• Problem to solve: Select the lines that contain "innerhalb" and copy each of them.

• Provided data:
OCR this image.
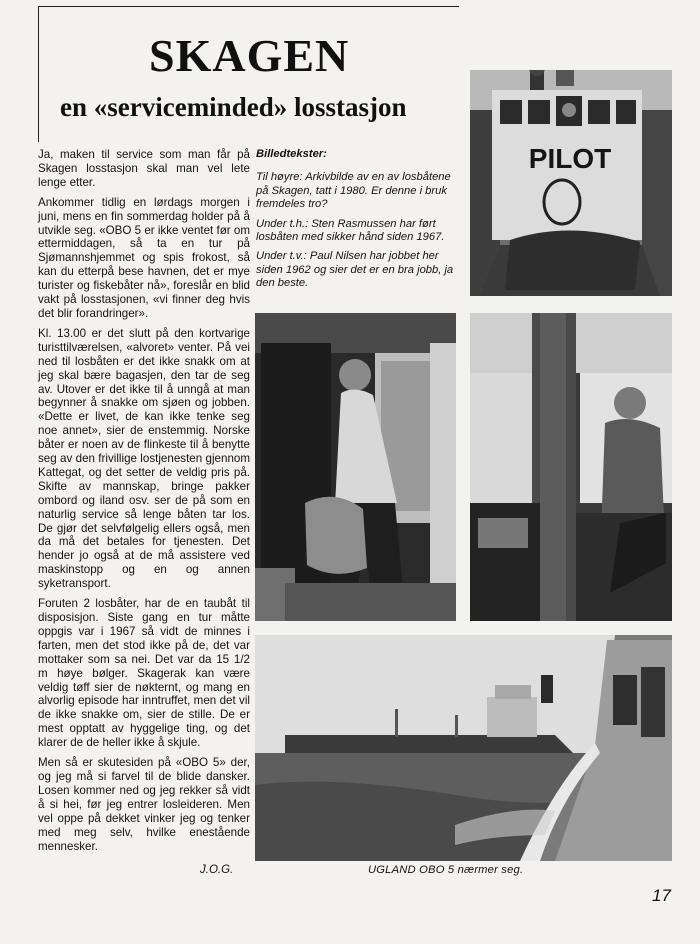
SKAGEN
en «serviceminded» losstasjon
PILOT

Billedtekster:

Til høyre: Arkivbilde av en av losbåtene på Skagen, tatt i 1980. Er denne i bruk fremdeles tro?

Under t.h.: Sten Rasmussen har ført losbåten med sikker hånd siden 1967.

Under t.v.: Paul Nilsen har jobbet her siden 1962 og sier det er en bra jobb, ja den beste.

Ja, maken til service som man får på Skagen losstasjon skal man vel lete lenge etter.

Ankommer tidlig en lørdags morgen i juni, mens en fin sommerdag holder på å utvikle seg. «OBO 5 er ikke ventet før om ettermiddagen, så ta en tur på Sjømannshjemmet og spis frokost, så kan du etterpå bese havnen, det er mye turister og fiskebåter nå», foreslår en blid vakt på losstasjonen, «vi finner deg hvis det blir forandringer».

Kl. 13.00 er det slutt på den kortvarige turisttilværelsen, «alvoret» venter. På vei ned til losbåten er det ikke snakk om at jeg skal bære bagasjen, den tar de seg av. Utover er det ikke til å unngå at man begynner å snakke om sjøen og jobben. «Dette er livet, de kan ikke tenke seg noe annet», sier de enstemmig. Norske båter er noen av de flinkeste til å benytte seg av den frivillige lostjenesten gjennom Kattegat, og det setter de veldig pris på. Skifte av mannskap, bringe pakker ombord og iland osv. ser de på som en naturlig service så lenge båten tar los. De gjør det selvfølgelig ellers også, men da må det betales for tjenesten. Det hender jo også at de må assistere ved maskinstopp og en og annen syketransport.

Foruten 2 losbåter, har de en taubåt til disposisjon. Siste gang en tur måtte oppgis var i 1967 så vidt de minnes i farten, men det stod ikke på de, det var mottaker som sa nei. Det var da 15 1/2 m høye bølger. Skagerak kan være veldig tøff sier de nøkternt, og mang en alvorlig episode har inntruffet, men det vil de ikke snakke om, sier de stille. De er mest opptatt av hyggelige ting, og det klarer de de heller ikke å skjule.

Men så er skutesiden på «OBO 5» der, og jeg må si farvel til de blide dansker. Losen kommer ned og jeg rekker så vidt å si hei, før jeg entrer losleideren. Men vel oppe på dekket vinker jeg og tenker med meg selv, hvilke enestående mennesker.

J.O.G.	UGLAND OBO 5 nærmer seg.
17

---

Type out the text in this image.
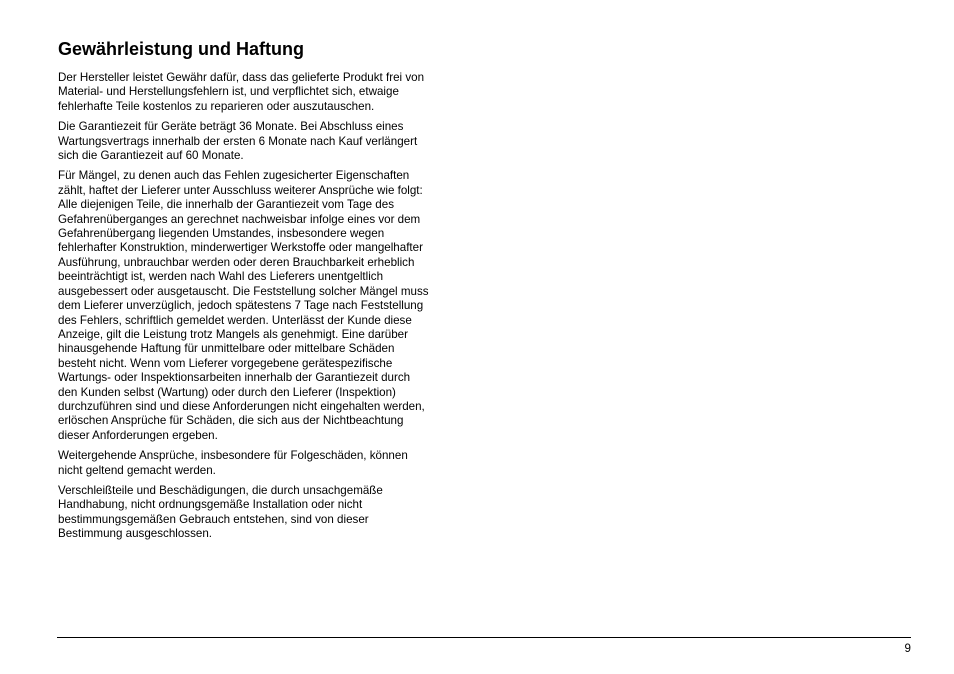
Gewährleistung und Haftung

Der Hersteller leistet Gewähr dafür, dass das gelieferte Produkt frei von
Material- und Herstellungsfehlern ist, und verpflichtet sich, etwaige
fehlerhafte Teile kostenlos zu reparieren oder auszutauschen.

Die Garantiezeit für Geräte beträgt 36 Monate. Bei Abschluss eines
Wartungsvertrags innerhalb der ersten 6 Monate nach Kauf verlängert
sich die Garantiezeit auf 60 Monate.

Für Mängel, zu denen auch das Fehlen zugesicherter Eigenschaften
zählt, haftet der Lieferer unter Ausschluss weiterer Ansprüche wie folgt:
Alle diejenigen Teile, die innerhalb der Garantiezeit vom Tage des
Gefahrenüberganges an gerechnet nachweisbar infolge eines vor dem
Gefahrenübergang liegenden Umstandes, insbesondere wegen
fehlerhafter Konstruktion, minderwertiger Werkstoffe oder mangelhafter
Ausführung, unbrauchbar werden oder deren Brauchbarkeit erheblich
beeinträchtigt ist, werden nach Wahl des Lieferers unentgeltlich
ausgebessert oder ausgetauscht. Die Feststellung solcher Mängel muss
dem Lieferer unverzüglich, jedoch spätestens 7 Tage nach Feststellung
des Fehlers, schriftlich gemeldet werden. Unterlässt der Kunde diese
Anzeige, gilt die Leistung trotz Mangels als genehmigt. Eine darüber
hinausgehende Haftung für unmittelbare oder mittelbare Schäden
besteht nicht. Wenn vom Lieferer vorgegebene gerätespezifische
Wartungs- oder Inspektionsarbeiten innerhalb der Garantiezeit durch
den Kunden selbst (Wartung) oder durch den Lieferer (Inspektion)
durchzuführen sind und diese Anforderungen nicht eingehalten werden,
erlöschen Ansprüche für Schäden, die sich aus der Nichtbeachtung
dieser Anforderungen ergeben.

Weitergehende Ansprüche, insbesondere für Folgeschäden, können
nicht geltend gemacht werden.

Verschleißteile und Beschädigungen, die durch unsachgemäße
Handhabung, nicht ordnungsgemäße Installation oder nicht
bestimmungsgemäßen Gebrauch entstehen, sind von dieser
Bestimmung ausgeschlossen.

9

• Solution to the exercise:
Wartungsvertrags innerhalb der ersten 6 Monate nach Kauf verlängert
Alle diejenigen Teile, die innerhalb der Garantiezeit vom Tage des
Wartungs- oder Inspektionsarbeiten innerhalb der Garantiezeit durch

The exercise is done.